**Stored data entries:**
+ + + + + + +

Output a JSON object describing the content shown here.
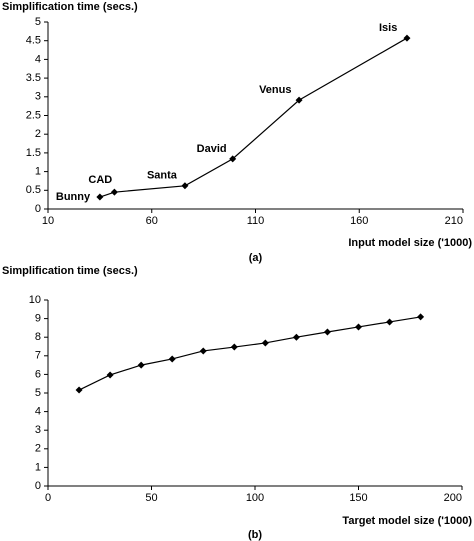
{
  "chart_data": [
    {
      "type": "line",
      "title": "Simplification time (secs.)",
      "x_label": "Input model size ('1000)",
      "caption": "(a)",
      "x": [
        35,
        42,
        76,
        99,
        131,
        183
      ],
      "values": [
        0.32,
        0.45,
        0.62,
        1.34,
        2.91,
        4.57
      ],
      "point_labels": [
        "Bunny",
        "CAD",
        "Santa",
        "David",
        "Venus",
        "Isis"
      ],
      "color": "#000000",
      "xlim": [
        10,
        210
      ],
      "xticks": [
        10,
        60,
        110,
        160,
        210
      ],
      "ylim": [
        0,
        5
      ],
      "yticks": [
        0,
        0.5,
        1,
        1.5,
        2,
        2.5,
        3,
        3.5,
        4,
        4.5,
        5
      ]
    },
    {
      "type": "line",
      "title": "Simplification time (secs.)",
      "x_label": "Target model size ('1000)",
      "caption": "(b)",
      "x": [
        15,
        30,
        45,
        60,
        75,
        90,
        105,
        120,
        135,
        150,
        165,
        180
      ],
      "values": [
        5.16,
        5.97,
        6.5,
        6.83,
        7.26,
        7.47,
        7.69,
        8.0,
        8.28,
        8.55,
        8.82,
        9.09
      ],
      "color": "#000000",
      "xlim": [
        0,
        200
      ],
      "xticks": [
        0,
        50,
        100,
        150,
        200
      ],
      "ylim": [
        0,
        10
      ],
      "yticks": [
        0,
        1,
        2,
        3,
        4,
        5,
        6,
        7,
        8,
        9,
        10
      ]
    }
  ]
}
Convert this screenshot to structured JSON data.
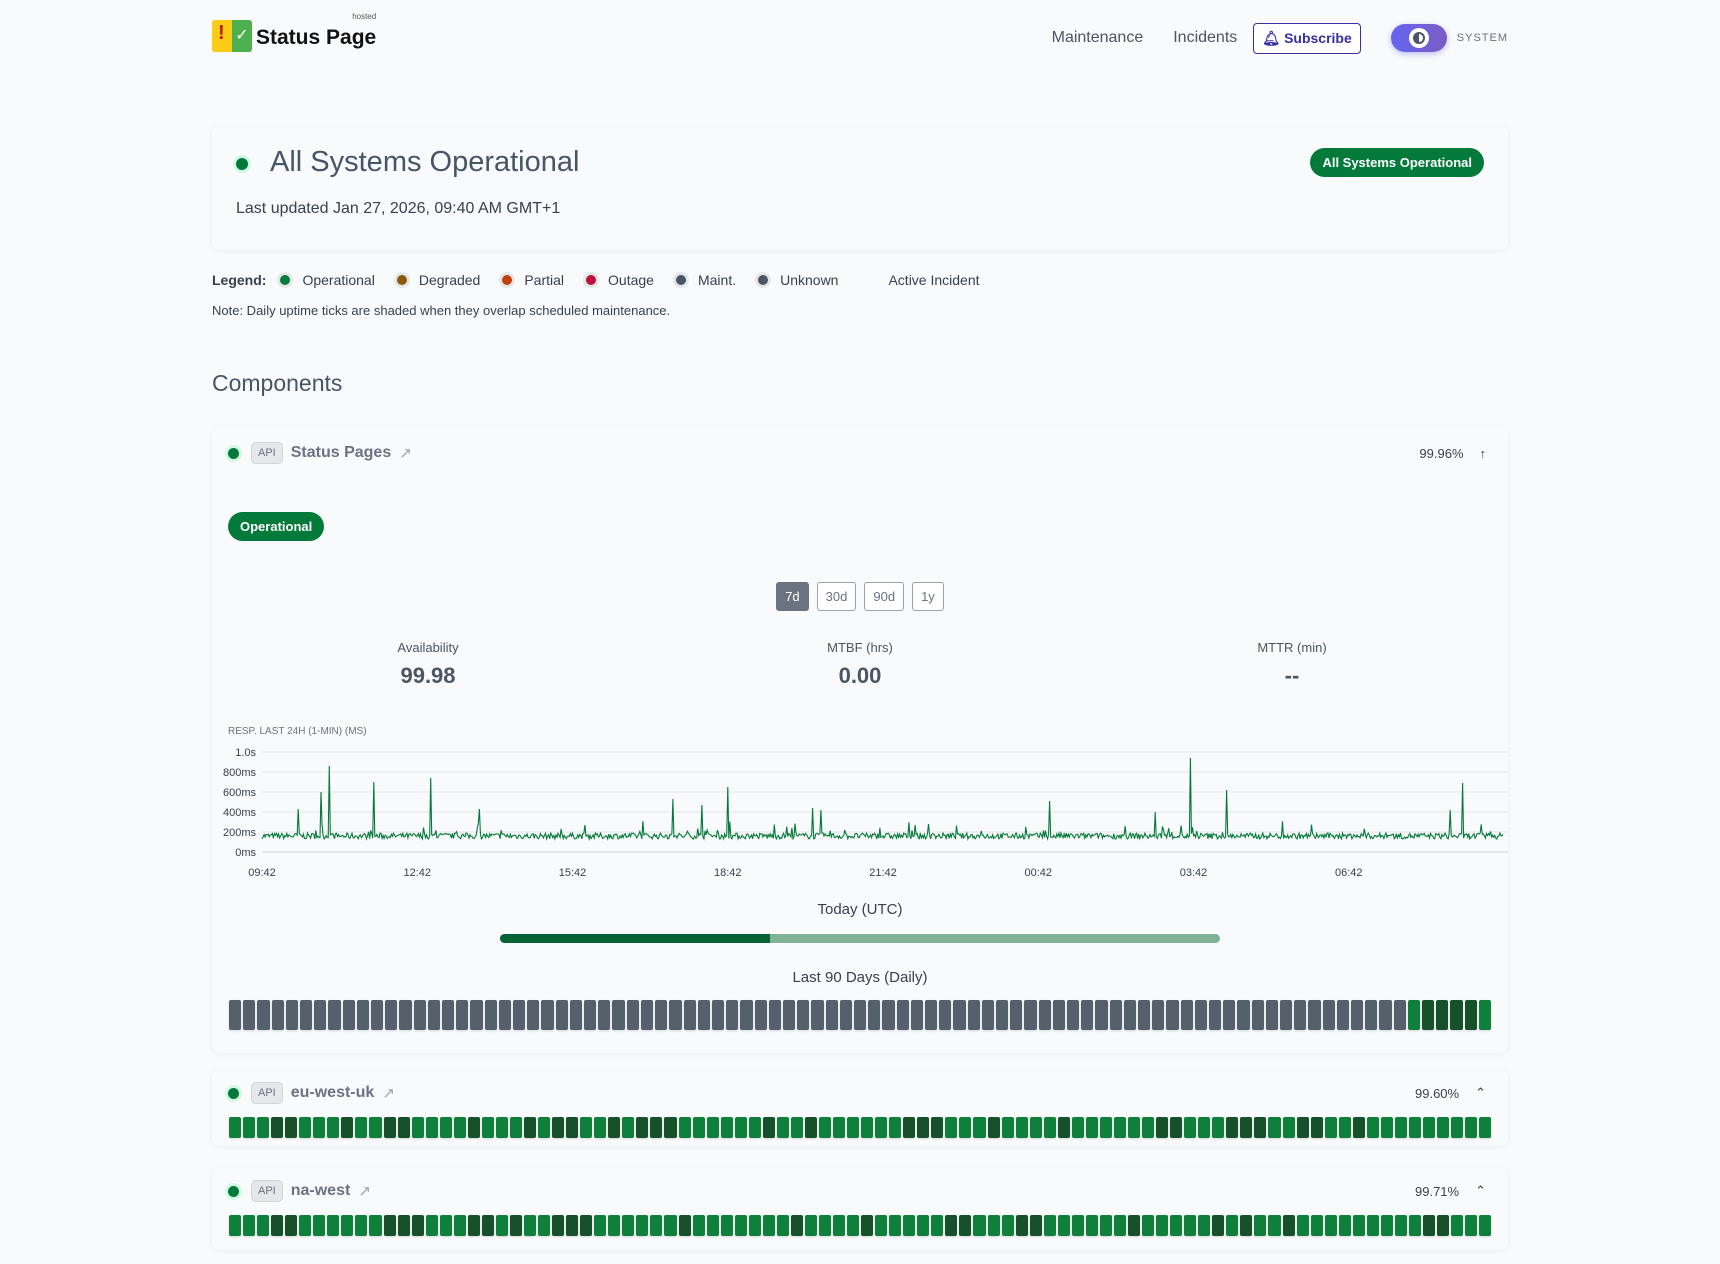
{
  "header": {
    "logo_text": "Status Page",
    "logo_hosted": "hosted",
    "nav": [
      "Maintenance",
      "Incidents"
    ],
    "subscribe": "Subscribe",
    "theme": "SYSTEM"
  },
  "hero": {
    "title": "All Systems Operational",
    "updated": "Last updated Jan 27, 2026, 09:40 AM GMT+1",
    "badge": "All Systems Operational"
  },
  "legend": {
    "label": "Legend:",
    "items": [
      {
        "label": "Operational",
        "color": "#047a3a"
      },
      {
        "label": "Degraded",
        "color": "#8a5a0b"
      },
      {
        "label": "Partial",
        "color": "#c2410c"
      },
      {
        "label": "Outage",
        "color": "#be123c"
      },
      {
        "label": "Maint.",
        "color": "#475569"
      },
      {
        "label": "Unknown",
        "color": "#4b5563"
      }
    ],
    "active_incident": "Active Incident"
  },
  "note": "Note: Daily uptime ticks are shaded when they overlap scheduled maintenance.",
  "components_title": "Components",
  "colors": {
    "unknown": "#565f6c",
    "light": "#0f7f3c",
    "dark": "#16512b",
    "accent": "#047a3a"
  },
  "components": [
    {
      "tag": "API",
      "name": "Status Pages",
      "uptime": "99.96%",
      "caret": "↑",
      "status": "Operational",
      "ranges": [
        "7d",
        "30d",
        "90d",
        "1y"
      ],
      "active_range": "7d",
      "metrics": [
        {
          "label": "Availability",
          "value": "99.98"
        },
        {
          "label": "MTBF (hrs)",
          "value": "0.00"
        },
        {
          "label": "MTTR (min)",
          "value": "--"
        }
      ],
      "today_label": "Today (UTC)",
      "today_fraction": 0.375,
      "last90_label": "Last 90 Days (Daily)",
      "days": "uuuuuuuuuuuuuuuuuuuuuuuuuuuuuuuuuuuuuuuuuuuuuuuuuuuuuuuuuuuuuuuuuuuuuuuuuuuuuuuuuuulddddl"
    },
    {
      "tag": "API",
      "name": "eu-west-uk",
      "uptime": "99.60%",
      "caret": "⌃",
      "days": "lllddllldllddlllldllldlddlldldddlllllldlldlllllldddllldlllldllllllddllldddllddlldlllllllll"
    },
    {
      "tag": "API",
      "name": "na-west",
      "uptime": "99.71%",
      "caret": "⌃",
      "days": "lllddlllllldddlllddldlldddlllllldllllllldlllldlllllddlllddlllllldllllldldlldlllllllllddlll"
    }
  ],
  "chart_data": {
    "type": "line",
    "title": "RESP. LAST 24H (1-MIN) (MS)",
    "y_ticks": [
      "0ms",
      "200ms",
      "400ms",
      "600ms",
      "800ms",
      "1.0s"
    ],
    "ylim": [
      0,
      1000
    ],
    "x_ticks": [
      "09:42",
      "12:42",
      "15:42",
      "18:42",
      "21:42",
      "00:42",
      "03:42",
      "06:42"
    ],
    "baseline_ms": [
      130,
      230
    ],
    "spikes": [
      {
        "t": "10:24",
        "ms": 430
      },
      {
        "t": "10:50",
        "ms": 600
      },
      {
        "t": "11:00",
        "ms": 860
      },
      {
        "t": "11:52",
        "ms": 700
      },
      {
        "t": "12:57",
        "ms": 740
      },
      {
        "t": "13:54",
        "ms": 430
      },
      {
        "t": "17:38",
        "ms": 530
      },
      {
        "t": "18:12",
        "ms": 470
      },
      {
        "t": "18:42",
        "ms": 650
      },
      {
        "t": "20:20",
        "ms": 440
      },
      {
        "t": "20:30",
        "ms": 420
      },
      {
        "t": "00:55",
        "ms": 510
      },
      {
        "t": "02:57",
        "ms": 400
      },
      {
        "t": "03:38",
        "ms": 940
      },
      {
        "t": "04:20",
        "ms": 620
      },
      {
        "t": "08:40",
        "ms": 420
      },
      {
        "t": "08:54",
        "ms": 690
      }
    ],
    "color": "#047a3a"
  }
}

+ + + + + + +

**The exercise:**
Each record above should be copied character for character, with pictures dropped.

**Answer for the task:**
Output a JSON object describing the content shown here.
{
  "chart_data": [
    {
      "type": "line",
      "title": "Simplification time (secs.)",
      "x_label": "Input model size ('1000)",
      "caption": "(a)",
      "x": [
        35,
        42,
        76,
        99,
        131,
        183
      ],
      "values": [
        0.32,
        0.45,
        0.62,
        1.34,
        2.91,
        4.57
      ],
      "point_labels": [
        "Bunny",
        "CAD",
        "Santa",
        "David",
        "Venus",
        "Isis"
      ],
      "color": "#000000",
      "xlim": [
        10,
        210
      ],
      "xticks": [
        10,
        60,
        110,
        160,
        210
      ],
      "ylim": [
        0,
        5
      ],
      "yticks": [
        0,
        0.5,
        1,
        1.5,
        2,
        2.5,
        3,
        3.5,
        4,
        4.5,
        5
      ]
    },
    {
      "type": "line",
      "title": "Simplification time (secs.)",
      "x_label": "Target model size ('1000)",
      "caption": "(b)",
      "x": [
        15,
        30,
        45,
        60,
        75,
        90,
        105,
        120,
        135,
        150,
        165,
        180
      ],
      "values": [
        5.16,
        5.97,
        6.5,
        6.83,
        7.26,
        7.47,
        7.69,
        8.0,
        8.28,
        8.55,
        8.82,
        9.09
      ],
      "color": "#000000",
      "xlim": [
        0,
        200
      ],
      "xticks": [
        0,
        50,
        100,
        150,
        200
      ],
      "ylim": [
        0,
        10
      ],
      "yticks": [
        0,
        1,
        2,
        3,
        4,
        5,
        6,
        7,
        8,
        9,
        10
      ]
    }
  ]
}
Convert this screenshot to structured JSON data.
{
  "header": {
    "logo_text": "Status Page",
    "logo_hosted": "hosted",
    "nav": [
      "Maintenance",
      "Incidents"
    ],
    "subscribe": "Subscribe",
    "theme": "SYSTEM"
  },
  "hero": {
    "title": "All Systems Operational",
    "updated": "Last updated Jan 27, 2026, 09:40 AM GMT+1",
    "badge": "All Systems Operational"
  },
  "legend": {
    "label": "Legend:",
    "items": [
      {
        "label": "Operational",
        "color": "#047a3a"
      },
      {
        "label": "Degraded",
        "color": "#8a5a0b"
      },
      {
        "label": "Partial",
        "color": "#c2410c"
      },
      {
        "label": "Outage",
        "color": "#be123c"
      },
      {
        "label": "Maint.",
        "color": "#475569"
      },
      {
        "label": "Unknown",
        "color": "#4b5563"
      }
    ],
    "active_incident": "Active Incident"
  },
  "note": "Note: Daily uptime ticks are shaded when they overlap scheduled maintenance.",
  "components_title": "Components",
  "colors": {
    "unknown": "#565f6c",
    "light": "#0f7f3c",
    "dark": "#16512b",
    "accent": "#047a3a"
  },
  "components": [
    {
      "tag": "API",
      "name": "Status Pages",
      "uptime": "99.96%",
      "caret": "↑",
      "status": "Operational",
      "ranges": [
        "7d",
        "30d",
        "90d",
        "1y"
      ],
      "active_range": "7d",
      "metrics": [
        {
          "label": "Availability",
          "value": "99.98"
        },
        {
          "label": "MTBF (hrs)",
          "value": "0.00"
        },
        {
          "label": "MTTR (min)",
          "value": "--"
        }
      ],
      "today_label": "Today (UTC)",
      "today_fraction": 0.375,
      "last90_label": "Last 90 Days (Daily)",
      "days": "uuuuuuuuuuuuuuuuuuuuuuuuuuuuuuuuuuuuuuuuuuuuuuuuuuuuuuuuuuuuuuuuuuuuuuuuuuuuuuuuuuulddddl"
    },
    {
      "tag": "API",
      "name": "eu-west-uk",
      "uptime": "99.60%",
      "caret": "⌃",
      "days": "lllddllldllddlllldllldlddlldldddlllllldlldlllllldddllldlllldllllllddllldddllddlldlllllllll"
    },
    {
      "tag": "API",
      "name": "na-west",
      "uptime": "99.71%",
      "caret": "⌃",
      "days": "lllddlllllldddlllddldlldddlllllldllllllldlllldlllllddlllddlllllldllllldldlldlllllllllddlll"
    }
  ],
  "chart_data": {
    "type": "line",
    "title": "RESP. LAST 24H (1-MIN) (MS)",
    "y_ticks": [
      "0ms",
      "200ms",
      "400ms",
      "600ms",
      "800ms",
      "1.0s"
    ],
    "ylim": [
      0,
      1000
    ],
    "x_ticks": [
      "09:42",
      "12:42",
      "15:42",
      "18:42",
      "21:42",
      "00:42",
      "03:42",
      "06:42"
    ],
    "baseline_ms": [
      130,
      230
    ],
    "spikes": [
      {
        "t": "10:24",
        "ms": 430
      },
      {
        "t": "10:50",
        "ms": 600
      },
      {
        "t": "11:00",
        "ms": 860
      },
      {
        "t": "11:52",
        "ms": 700
      },
      {
        "t": "12:57",
        "ms": 740
      },
      {
        "t": "13:54",
        "ms": 430
      },
      {
        "t": "17:38",
        "ms": 530
      },
      {
        "t": "18:12",
        "ms": 470
      },
      {
        "t": "18:42",
        "ms": 650
      },
      {
        "t": "20:20",
        "ms": 440
      },
      {
        "t": "20:30",
        "ms": 420
      },
      {
        "t": "00:55",
        "ms": 510
      },
      {
        "t": "02:57",
        "ms": 400
      },
      {
        "t": "03:38",
        "ms": 940
      },
      {
        "t": "04:20",
        "ms": 620
      },
      {
        "t": "08:40",
        "ms": 420
      },
      {
        "t": "08:54",
        "ms": 690
      }
    ],
    "color": "#047a3a"
  }
}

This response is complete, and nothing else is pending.